Repeat all of the records verbatim.

(Rows from a dataset)
══════════

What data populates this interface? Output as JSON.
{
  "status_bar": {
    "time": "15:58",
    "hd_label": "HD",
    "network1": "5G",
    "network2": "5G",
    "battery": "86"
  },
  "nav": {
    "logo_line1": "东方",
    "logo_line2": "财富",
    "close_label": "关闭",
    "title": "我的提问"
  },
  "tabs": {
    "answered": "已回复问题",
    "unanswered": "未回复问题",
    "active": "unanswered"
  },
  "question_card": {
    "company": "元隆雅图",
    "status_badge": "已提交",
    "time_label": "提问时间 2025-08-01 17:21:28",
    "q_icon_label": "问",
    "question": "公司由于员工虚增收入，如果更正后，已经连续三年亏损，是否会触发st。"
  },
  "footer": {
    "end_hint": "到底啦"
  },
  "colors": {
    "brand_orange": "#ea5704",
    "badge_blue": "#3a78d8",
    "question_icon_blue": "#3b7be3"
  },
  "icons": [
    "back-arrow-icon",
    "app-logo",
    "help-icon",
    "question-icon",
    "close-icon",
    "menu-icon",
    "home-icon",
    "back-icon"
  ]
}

══════════

■ The solution:
What data populates this interface? Output as JSON.
{
  "status_bar": {
    "time": "15:58",
    "hd_label": "HD",
    "network1": "5G",
    "network2": "5G",
    "battery": "86"
  },
  "nav": {
    "logo_line1": "东方",
    "logo_line2": "财富",
    "close_label": "关闭",
    "title": "我的提问"
  },
  "tabs": {
    "answered": "已回复问题",
    "unanswered": "未回复问题",
    "active": "unanswered"
  },
  "question_card": {
    "company": "元隆雅图",
    "status_badge": "已提交",
    "time_label": "提问时间 2025-08-01 17:21:28",
    "q_icon_label": "问",
    "question": "公司由于员工虚增收入，如果更正后，已经连续三年亏损，是否会触发st。"
  },
  "footer": {
    "end_hint": "到底啦"
  },
  "colors": {
    "brand_orange": "#ea5704",
    "badge_blue": "#3a78d8",
    "question_icon_blue": "#3b7be3"
  },
  "icons": [
    "back-arrow-icon",
    "app-logo",
    "help-icon",
    "question-icon",
    "close-icon",
    "menu-icon",
    "home-icon",
    "back-icon"
  ]
}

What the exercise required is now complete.